◆ **Given exercise 1**: Do statements (a), (b) and (c) agree with the text on 5G satellite networks? For each, answer yes or no and quote the deciding words. (a) The research predicts that the first commercial 5G satellite network will launch in 2023. (b) The research urges operators to prioritize partnerships with SNOs that can launch geostationary satellites. (c) 3GPP Release 20 includes satellite-based standards for future 6G networks.
◆ **Given exercise 2**: Repeat the rows word for word, beginning with the first row and stopping after the row that contains "volume-bar xyxy=(98,393,102,400)".

◆ **Text excerpt**:

Editor’s Note: There is no serious work in ITU-R on 5G satellite networks as we’ve previously detailed. The real SatCom air interface specifications work is being done by 3GPP, under the umbrella term of NTN (Non-terrestrial Networks), in Release 17 and the forthcoming Release 18.
ITU-R WP5D is responsible for terrestrial IMT radio interfaces (IMT-2000, IMT-Advanced and IMT-2020/M.2150 as well as IMT for 2030 and Beyond), so it won’t be involved in standardizing radio interfaces satellite networks.
ITU-R Working Party 4B (WP 4B) is responsible for recommendations related to: Systems, air interfaces, performance and availability objectives for FSS, BSS and MSS, including IP-based applications and satellite news gathering.
The market research firm urges network operators to sign partnerships with SNOs (Satellite Network Operators) which will enable operators to launch monetizable satellite-based 5G services to their subscribers. SNOs possess capabilities to launch next-generation satellite hardware into space, as well as being responsible for the operation and management of the resulting networks.
The new report, Global 5G Satellite Networks Market 2023-2030 offers the most reliable source of data for the market.
Operators Hold the Key Billing Relationship:
The research predicts the first commercial launch of a 5G satellite network will occur in 2024, with over 110 million 3GPP‑compliant 5G satellite connections in operation by 2030. To capitalise on this growth, the research urges operators to prioritise immediate partnerships with SNOs that can launch GSO (Geostationary Orbit) satellites. These satellites follow the rotation of the earth to always be located above the country that the operator serves; providing consistent connectivity.
Additionally, operators must leverage their pre-existing billing relationship with mobile subscribers and enterprises as a platform to grow 5G satellite connectivity revenue over the next seven years. The report anticipates this existing billing relationship will enable operators to rapidly drive the adoption of satellite connectivity by integrating satellite services into existing terrestrial networks.
3GPP Releases related to SatCom:
3GPP Rel-17 is enabling the launch of satellite-based communications. Unlike traditional telecommunications ecosystems, the development of this market will be defined by the entrance of a new category of players – satellite vendors. These vendors will work with network operators to deploy NTNs (Non-terrestrial Networks) that side alongside terrestrial networks.
NTNs are a joint development between network operators and satellite vendors to drive growth of telecommunications services. In the future, NTNs will integrate directly with satellite-based networks to provide connectivity with comprehensive services.
However, the development of NTN specifications is far from complete, the 3GPP roadmap includes provisions in 3GPP Releases 18 and 19 for enhancements to satellite services. 3GPP Release 20 includes the provision of satellite-based standards for future 6G networks. It is only with these standards that satellite networks can progress past traditional use cases, such as weather monitoring, global positioning services and broadcasting, which require low-to-medium throughput rates and do not need low latency.

◆ **Task data**:

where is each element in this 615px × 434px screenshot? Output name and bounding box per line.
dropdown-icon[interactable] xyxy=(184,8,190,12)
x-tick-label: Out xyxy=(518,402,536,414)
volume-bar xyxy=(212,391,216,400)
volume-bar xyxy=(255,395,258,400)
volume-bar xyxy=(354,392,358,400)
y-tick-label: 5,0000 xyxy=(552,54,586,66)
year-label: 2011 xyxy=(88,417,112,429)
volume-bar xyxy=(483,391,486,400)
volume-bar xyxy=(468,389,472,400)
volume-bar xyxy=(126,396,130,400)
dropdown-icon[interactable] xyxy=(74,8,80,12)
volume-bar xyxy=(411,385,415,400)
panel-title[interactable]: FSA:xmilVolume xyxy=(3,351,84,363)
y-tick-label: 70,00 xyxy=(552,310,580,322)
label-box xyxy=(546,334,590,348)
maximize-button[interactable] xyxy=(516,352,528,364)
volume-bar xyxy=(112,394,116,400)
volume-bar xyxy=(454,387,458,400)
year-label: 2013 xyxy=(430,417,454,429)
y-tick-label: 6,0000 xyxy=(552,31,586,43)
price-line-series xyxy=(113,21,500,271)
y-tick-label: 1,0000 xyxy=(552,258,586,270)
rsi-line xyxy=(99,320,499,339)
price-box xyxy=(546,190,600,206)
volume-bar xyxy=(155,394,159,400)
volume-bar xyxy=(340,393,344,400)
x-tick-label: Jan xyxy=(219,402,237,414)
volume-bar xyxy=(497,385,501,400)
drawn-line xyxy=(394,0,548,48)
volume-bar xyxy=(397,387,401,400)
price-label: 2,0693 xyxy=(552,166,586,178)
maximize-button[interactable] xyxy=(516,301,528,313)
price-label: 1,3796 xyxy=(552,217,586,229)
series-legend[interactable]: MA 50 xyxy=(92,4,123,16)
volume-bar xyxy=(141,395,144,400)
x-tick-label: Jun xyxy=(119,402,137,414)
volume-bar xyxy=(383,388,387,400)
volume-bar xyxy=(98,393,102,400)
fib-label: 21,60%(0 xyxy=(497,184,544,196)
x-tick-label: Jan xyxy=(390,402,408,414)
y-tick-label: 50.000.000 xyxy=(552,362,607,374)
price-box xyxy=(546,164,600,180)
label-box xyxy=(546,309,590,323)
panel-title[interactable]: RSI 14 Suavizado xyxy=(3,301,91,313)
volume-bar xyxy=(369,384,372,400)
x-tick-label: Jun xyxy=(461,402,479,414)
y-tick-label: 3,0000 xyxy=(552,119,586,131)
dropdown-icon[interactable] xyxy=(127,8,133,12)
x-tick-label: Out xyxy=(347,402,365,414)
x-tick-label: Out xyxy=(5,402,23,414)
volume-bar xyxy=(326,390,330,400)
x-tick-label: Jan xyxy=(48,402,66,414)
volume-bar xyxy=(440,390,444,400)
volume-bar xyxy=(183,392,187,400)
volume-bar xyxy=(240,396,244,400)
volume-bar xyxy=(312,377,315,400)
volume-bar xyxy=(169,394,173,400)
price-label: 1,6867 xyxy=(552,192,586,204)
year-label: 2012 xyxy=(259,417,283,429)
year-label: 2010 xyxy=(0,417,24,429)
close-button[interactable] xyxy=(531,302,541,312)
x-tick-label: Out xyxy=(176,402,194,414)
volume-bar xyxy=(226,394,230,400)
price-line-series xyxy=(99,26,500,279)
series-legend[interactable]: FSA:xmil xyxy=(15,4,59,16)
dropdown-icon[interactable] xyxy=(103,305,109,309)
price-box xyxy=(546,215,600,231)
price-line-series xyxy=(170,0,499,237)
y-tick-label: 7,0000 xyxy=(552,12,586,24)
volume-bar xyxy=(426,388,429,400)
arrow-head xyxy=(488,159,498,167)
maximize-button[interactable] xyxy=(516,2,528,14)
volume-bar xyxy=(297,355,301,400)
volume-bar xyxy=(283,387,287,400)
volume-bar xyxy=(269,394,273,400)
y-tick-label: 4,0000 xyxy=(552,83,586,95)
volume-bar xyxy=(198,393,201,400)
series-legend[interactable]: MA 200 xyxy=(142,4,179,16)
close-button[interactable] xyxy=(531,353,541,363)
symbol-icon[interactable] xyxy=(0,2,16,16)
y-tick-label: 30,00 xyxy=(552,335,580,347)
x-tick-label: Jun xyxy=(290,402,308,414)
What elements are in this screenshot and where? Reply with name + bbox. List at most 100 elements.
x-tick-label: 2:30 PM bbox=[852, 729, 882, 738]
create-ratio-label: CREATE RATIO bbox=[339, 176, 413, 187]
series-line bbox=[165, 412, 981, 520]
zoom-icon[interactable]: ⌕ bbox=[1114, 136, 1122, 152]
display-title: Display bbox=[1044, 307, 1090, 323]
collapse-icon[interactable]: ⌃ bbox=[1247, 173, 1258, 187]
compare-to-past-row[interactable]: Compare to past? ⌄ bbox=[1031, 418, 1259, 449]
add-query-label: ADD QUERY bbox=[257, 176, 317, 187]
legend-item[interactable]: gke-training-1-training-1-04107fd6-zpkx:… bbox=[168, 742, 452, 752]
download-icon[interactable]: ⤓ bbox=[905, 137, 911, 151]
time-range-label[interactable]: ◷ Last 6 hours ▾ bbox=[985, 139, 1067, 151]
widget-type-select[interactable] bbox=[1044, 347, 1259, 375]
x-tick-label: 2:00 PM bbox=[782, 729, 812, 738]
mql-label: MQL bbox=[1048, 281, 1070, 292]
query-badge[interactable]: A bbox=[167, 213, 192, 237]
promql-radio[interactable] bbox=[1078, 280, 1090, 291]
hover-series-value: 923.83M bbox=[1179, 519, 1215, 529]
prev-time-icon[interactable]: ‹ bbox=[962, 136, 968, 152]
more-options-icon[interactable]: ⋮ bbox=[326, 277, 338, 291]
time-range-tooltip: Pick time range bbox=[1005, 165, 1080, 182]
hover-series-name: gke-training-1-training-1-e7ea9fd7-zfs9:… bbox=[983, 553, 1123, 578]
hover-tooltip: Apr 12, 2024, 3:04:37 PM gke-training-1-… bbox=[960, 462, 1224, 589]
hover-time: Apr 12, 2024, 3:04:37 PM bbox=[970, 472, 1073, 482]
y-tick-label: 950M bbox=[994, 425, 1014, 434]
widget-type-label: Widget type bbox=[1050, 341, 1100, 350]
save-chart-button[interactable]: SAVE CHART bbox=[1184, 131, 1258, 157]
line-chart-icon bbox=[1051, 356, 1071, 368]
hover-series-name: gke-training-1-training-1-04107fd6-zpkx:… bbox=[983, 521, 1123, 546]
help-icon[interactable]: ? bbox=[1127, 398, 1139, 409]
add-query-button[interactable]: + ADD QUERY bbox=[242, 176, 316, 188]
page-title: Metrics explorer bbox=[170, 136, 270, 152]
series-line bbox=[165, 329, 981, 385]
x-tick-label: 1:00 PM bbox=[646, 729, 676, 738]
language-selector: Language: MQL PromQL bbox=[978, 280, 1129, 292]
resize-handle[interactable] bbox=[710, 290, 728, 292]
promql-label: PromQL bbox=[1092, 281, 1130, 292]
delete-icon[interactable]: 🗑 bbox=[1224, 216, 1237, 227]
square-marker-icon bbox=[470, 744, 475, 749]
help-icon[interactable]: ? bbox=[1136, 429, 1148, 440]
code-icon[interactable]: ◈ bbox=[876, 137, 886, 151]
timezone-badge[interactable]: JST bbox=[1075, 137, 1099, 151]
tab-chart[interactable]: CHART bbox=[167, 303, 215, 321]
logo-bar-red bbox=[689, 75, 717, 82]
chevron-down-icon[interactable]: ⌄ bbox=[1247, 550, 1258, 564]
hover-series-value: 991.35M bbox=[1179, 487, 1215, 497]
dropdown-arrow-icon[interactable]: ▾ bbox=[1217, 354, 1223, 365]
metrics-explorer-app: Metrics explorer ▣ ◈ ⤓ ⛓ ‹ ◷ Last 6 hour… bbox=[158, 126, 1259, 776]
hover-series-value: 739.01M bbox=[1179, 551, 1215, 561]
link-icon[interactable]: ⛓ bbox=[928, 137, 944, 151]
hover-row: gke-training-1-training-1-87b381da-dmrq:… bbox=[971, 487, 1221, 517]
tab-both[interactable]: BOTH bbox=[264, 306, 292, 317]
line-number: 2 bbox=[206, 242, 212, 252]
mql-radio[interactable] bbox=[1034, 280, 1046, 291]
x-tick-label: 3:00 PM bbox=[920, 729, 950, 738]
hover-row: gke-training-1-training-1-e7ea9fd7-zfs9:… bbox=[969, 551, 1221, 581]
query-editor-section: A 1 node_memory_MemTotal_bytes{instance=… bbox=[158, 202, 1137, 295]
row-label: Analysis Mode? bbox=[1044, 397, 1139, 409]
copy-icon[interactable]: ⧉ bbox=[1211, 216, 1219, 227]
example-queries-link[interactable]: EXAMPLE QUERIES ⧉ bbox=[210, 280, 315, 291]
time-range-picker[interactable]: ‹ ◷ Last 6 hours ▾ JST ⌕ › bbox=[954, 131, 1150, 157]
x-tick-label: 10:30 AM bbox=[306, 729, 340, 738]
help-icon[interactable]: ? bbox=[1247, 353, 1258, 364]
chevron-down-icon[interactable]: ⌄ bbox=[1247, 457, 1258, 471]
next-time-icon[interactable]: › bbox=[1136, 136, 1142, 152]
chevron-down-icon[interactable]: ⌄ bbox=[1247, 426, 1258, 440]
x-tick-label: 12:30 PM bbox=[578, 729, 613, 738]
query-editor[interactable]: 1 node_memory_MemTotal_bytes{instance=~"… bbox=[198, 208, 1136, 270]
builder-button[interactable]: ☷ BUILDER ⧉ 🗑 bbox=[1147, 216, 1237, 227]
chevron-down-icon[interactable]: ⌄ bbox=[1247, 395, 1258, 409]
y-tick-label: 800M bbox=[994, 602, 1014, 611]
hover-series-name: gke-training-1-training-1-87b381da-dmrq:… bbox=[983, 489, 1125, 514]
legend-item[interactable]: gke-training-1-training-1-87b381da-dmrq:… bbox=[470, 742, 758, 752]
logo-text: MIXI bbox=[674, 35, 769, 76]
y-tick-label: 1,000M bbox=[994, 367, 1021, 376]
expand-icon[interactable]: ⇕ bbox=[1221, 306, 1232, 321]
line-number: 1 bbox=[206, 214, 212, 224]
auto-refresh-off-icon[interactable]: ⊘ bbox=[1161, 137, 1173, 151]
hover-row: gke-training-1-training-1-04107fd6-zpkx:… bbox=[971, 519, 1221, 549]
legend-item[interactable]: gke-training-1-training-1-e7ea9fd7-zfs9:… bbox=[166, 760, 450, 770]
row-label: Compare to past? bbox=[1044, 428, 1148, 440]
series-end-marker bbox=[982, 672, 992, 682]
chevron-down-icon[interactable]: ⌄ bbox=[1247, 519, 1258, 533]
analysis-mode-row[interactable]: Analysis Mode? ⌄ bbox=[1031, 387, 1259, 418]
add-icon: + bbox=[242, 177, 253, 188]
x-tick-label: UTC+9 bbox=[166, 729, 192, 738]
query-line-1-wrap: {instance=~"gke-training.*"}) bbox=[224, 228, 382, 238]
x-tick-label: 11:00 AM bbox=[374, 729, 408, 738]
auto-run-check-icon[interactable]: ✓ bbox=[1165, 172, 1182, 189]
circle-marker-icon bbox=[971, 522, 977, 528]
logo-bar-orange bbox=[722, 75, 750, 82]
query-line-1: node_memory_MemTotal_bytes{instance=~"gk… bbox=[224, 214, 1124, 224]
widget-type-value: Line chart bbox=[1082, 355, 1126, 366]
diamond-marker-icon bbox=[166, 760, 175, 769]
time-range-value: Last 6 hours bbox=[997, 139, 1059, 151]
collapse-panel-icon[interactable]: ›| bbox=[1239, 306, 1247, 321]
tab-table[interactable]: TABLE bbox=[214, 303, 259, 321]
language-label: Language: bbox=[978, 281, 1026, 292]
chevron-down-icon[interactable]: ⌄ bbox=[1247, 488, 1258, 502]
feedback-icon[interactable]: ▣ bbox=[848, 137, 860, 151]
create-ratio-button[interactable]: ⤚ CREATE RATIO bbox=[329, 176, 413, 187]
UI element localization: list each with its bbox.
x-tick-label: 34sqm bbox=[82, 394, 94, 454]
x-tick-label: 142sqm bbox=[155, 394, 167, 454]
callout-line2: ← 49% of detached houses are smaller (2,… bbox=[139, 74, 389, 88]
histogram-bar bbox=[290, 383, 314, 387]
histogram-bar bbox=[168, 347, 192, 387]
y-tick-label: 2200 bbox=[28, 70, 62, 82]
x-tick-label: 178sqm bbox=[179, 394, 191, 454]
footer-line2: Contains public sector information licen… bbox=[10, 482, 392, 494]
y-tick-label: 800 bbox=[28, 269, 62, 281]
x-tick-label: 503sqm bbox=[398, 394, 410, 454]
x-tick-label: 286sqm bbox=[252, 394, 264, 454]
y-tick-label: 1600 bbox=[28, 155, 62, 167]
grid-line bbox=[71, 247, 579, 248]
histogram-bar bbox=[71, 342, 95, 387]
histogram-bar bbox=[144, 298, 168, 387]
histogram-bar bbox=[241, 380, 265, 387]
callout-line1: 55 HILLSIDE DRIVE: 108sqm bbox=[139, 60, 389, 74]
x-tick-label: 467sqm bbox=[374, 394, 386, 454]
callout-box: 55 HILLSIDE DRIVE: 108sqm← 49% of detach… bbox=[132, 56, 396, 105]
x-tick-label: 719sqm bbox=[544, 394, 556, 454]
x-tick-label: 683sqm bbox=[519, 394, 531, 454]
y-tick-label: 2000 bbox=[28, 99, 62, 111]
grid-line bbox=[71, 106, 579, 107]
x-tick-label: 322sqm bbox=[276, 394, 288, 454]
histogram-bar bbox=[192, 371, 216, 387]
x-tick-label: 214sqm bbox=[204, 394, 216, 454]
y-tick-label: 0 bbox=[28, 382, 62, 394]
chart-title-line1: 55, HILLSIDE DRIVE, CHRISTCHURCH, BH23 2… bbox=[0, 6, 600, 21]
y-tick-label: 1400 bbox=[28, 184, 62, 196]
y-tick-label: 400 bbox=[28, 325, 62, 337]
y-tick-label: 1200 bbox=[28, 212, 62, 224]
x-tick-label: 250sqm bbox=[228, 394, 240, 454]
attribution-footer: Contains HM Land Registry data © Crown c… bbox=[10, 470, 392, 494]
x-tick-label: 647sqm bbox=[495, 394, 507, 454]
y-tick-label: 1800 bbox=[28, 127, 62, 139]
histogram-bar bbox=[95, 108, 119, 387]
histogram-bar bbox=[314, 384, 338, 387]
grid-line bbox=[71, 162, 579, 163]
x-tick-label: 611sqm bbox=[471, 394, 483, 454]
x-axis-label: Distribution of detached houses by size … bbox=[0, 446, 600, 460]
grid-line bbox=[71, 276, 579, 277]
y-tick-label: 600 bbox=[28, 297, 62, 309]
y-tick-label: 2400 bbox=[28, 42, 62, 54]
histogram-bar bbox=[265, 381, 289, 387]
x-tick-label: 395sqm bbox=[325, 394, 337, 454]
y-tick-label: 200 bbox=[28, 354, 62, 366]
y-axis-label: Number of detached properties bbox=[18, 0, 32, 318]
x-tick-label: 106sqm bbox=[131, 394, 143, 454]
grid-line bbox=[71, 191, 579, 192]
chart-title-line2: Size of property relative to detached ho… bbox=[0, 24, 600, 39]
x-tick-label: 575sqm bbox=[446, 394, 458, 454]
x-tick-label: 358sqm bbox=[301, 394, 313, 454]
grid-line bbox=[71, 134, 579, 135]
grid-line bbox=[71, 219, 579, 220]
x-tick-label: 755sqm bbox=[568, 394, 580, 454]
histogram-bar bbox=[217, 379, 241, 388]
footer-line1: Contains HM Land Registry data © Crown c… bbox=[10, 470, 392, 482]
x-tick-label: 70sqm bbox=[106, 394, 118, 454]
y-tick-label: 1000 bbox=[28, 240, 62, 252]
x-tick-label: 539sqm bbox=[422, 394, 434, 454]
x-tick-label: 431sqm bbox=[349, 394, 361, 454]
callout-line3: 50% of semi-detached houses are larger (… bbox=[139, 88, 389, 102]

◆ **Task output 1**:
(a) No: "The research predicts the first commercial launch of a 5G satellite network will occur in 2024"
(b) Yes: "the research urges operators to prioritise immediate partnerships with SNOs that can launch GSO (Geostationary Orbit) satellites"
(c) Yes: "3GPP Release 20 includes the provision of satellite-based standards for future 6G networks."

◆ **Task output 2**:
where is each element in this 615px × 434px screenshot? Output name and bounding box per line.
dropdown-icon[interactable] xyxy=(184,8,190,12)
x-tick-label: Out xyxy=(518,402,536,414)
volume-bar xyxy=(212,391,216,400)
volume-bar xyxy=(255,395,258,400)
volume-bar xyxy=(354,392,358,400)
y-tick-label: 5,0000 xyxy=(552,54,586,66)
year-label: 2011 xyxy=(88,417,112,429)
volume-bar xyxy=(483,391,486,400)
volume-bar xyxy=(468,389,472,400)
volume-bar xyxy=(126,396,130,400)
dropdown-icon[interactable] xyxy=(74,8,80,12)
volume-bar xyxy=(411,385,415,400)
panel-title[interactable]: FSA:xmilVolume xyxy=(3,351,84,363)
y-tick-label: 70,00 xyxy=(552,310,580,322)
label-box xyxy=(546,334,590,348)
maximize-button[interactable] xyxy=(516,352,528,364)
volume-bar xyxy=(112,394,116,400)
volume-bar xyxy=(454,387,458,400)
year-label: 2013 xyxy=(430,417,454,429)
y-tick-label: 6,0000 xyxy=(552,31,586,43)
price-line-series xyxy=(113,21,500,271)
y-tick-label: 1,0000 xyxy=(552,258,586,270)
rsi-line xyxy=(99,320,499,339)
price-box xyxy=(546,190,600,206)
volume-bar xyxy=(155,394,159,400)
volume-bar xyxy=(340,393,344,400)
x-tick-label: Jan xyxy=(219,402,237,414)
volume-bar xyxy=(497,385,501,400)
drawn-line xyxy=(394,0,548,48)
volume-bar xyxy=(397,387,401,400)
price-label: 2,0693 xyxy=(552,166,586,178)
maximize-button[interactable] xyxy=(516,301,528,313)
price-label: 1,3796 xyxy=(552,217,586,229)
series-legend[interactable]: MA 50 xyxy=(92,4,123,16)
volume-bar xyxy=(141,395,144,400)
x-tick-label: Jun xyxy=(119,402,137,414)
volume-bar xyxy=(383,388,387,400)
volume-bar xyxy=(98,393,102,400)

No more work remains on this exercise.